▸ Goal:
Using the data beneath, show every line that includes the word "JSON".

··········

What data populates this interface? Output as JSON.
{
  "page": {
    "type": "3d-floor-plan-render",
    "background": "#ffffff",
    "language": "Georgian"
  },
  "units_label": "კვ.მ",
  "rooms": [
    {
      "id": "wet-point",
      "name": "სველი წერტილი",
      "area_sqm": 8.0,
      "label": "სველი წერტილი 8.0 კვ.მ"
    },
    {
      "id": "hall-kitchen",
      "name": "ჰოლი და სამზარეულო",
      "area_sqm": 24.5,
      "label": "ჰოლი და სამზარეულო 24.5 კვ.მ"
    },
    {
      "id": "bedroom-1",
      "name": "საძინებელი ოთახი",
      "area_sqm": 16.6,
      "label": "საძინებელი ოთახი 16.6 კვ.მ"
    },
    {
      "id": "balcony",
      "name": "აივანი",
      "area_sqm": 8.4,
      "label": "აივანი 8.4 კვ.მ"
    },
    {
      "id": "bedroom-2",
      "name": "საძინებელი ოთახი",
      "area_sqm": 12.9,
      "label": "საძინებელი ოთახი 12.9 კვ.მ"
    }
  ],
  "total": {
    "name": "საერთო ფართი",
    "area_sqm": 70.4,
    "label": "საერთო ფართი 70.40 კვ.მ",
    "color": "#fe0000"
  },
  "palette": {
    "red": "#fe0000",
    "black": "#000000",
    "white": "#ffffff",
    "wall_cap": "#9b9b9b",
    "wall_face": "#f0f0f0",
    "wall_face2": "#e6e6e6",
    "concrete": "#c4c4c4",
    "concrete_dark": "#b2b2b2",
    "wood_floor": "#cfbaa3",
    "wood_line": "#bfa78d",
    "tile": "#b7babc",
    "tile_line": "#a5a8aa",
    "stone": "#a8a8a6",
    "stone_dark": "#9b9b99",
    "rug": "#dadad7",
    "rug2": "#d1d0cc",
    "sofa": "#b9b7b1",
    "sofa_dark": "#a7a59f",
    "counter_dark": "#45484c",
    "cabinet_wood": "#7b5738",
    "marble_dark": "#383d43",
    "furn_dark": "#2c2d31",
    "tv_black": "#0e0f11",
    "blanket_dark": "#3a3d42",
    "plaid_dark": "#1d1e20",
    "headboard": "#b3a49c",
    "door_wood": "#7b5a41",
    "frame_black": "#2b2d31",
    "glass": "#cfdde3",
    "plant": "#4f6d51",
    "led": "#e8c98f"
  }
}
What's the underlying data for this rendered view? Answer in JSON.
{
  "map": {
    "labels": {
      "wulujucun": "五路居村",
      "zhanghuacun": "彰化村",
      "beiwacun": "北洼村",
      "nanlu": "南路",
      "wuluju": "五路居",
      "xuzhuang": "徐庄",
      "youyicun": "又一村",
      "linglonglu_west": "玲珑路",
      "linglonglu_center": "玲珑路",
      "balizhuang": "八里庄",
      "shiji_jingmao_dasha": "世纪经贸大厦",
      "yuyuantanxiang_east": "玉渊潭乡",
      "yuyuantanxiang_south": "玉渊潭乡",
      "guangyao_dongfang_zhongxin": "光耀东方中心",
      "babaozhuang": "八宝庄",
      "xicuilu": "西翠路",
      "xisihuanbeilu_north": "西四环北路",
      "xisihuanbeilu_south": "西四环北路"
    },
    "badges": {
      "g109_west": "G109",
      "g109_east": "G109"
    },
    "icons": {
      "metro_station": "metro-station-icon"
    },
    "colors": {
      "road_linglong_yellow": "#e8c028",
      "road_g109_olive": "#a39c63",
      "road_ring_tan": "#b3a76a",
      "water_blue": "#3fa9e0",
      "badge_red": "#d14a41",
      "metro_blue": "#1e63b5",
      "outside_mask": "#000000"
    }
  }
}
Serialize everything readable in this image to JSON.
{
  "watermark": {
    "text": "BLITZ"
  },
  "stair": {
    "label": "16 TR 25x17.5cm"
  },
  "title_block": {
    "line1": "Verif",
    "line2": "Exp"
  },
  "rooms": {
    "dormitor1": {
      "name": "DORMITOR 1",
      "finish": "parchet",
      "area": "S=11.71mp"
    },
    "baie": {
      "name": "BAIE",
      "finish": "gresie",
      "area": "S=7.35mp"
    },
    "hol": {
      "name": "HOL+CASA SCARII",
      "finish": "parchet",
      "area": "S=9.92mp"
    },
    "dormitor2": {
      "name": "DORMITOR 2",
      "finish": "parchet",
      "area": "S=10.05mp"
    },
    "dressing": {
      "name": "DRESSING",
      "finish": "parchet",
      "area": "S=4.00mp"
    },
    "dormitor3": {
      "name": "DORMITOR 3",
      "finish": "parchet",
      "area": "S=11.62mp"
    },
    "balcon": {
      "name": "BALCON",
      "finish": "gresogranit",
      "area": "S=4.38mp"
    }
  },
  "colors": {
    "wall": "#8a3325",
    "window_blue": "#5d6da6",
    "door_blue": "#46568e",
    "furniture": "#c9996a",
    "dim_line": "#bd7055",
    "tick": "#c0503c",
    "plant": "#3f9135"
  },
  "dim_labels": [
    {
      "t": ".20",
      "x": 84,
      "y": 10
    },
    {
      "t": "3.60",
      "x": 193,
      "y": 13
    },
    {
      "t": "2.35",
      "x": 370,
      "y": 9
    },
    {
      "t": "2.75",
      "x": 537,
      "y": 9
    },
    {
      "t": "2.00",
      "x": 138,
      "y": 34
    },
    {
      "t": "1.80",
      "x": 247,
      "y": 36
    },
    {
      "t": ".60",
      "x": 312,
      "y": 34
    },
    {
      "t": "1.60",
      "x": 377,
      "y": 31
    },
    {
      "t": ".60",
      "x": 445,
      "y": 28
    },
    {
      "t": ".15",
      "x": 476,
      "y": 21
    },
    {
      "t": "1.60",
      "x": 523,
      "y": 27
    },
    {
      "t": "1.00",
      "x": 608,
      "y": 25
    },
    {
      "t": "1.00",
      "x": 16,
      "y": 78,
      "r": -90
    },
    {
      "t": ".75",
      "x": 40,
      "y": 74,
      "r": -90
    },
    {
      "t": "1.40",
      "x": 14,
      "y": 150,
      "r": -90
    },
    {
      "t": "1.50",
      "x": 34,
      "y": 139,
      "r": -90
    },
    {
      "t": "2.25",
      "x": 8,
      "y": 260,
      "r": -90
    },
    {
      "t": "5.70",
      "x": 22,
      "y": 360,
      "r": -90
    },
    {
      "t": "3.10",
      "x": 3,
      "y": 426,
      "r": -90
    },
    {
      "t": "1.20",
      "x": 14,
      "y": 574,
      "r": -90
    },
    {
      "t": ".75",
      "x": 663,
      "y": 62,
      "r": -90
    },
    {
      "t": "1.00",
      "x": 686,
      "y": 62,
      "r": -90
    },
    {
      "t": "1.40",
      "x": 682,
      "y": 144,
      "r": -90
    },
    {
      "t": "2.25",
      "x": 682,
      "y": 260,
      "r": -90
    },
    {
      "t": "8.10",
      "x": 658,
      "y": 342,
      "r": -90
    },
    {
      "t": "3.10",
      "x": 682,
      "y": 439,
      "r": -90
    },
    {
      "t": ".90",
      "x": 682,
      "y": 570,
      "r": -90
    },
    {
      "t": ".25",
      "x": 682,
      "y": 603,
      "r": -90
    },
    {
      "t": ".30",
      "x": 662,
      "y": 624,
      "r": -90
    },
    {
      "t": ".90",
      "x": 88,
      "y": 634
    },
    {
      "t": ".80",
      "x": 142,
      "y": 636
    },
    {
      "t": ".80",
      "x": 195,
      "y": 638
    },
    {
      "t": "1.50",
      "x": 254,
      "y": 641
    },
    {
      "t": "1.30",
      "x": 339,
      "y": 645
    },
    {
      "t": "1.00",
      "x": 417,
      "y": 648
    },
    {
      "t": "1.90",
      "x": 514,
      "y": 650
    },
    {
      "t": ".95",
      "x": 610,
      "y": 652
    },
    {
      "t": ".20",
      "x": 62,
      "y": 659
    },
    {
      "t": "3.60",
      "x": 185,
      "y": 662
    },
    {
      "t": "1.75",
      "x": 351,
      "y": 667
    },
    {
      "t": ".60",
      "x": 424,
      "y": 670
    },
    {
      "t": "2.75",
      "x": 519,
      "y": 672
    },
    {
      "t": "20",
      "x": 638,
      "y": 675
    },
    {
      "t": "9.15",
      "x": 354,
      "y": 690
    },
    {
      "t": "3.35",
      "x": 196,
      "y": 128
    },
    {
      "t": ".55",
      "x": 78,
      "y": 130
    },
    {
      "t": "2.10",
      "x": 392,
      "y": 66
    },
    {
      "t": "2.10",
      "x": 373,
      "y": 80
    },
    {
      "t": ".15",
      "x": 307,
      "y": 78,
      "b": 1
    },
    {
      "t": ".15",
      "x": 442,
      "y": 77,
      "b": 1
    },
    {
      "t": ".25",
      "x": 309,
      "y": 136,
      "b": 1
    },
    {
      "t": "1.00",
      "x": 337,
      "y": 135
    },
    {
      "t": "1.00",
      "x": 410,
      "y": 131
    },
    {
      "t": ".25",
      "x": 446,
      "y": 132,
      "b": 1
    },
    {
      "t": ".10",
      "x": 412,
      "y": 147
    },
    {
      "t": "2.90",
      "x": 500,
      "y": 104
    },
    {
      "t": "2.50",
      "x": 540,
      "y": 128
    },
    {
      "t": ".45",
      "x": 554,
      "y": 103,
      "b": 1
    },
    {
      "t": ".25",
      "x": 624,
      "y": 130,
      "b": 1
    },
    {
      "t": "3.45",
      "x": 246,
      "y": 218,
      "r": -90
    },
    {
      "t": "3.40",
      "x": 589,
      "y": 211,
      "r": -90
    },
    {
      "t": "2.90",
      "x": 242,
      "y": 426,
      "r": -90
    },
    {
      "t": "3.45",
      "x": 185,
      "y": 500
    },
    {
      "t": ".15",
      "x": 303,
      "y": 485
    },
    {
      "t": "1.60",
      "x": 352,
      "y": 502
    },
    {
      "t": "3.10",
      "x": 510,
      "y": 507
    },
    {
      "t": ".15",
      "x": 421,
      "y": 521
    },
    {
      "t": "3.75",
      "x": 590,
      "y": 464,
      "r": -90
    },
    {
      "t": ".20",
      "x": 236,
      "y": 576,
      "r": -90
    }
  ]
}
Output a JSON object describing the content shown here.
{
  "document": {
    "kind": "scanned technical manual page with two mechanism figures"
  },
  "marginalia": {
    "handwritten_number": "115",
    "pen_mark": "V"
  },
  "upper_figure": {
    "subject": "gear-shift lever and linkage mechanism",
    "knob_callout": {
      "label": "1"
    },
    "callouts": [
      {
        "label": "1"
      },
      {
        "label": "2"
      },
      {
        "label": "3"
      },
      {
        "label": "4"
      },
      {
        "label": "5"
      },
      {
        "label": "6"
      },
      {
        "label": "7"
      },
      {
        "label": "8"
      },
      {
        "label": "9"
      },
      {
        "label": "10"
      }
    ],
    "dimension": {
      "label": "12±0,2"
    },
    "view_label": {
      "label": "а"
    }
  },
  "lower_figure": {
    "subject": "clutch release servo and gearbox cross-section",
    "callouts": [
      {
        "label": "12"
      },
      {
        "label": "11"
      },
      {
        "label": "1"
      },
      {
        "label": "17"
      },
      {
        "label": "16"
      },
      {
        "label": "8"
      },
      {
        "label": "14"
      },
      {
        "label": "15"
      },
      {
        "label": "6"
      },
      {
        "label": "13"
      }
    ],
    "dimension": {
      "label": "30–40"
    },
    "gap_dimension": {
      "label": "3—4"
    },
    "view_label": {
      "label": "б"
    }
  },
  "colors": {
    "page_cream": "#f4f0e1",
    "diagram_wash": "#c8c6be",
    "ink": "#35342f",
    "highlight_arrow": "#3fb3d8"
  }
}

··········

▸ Response:
What data populates this interface? Output as JSON.
What's the underlying data for this rendered view? Answer in JSON.
Serialize everything readable in this image to JSON.
Output a JSON object describing the content shown here.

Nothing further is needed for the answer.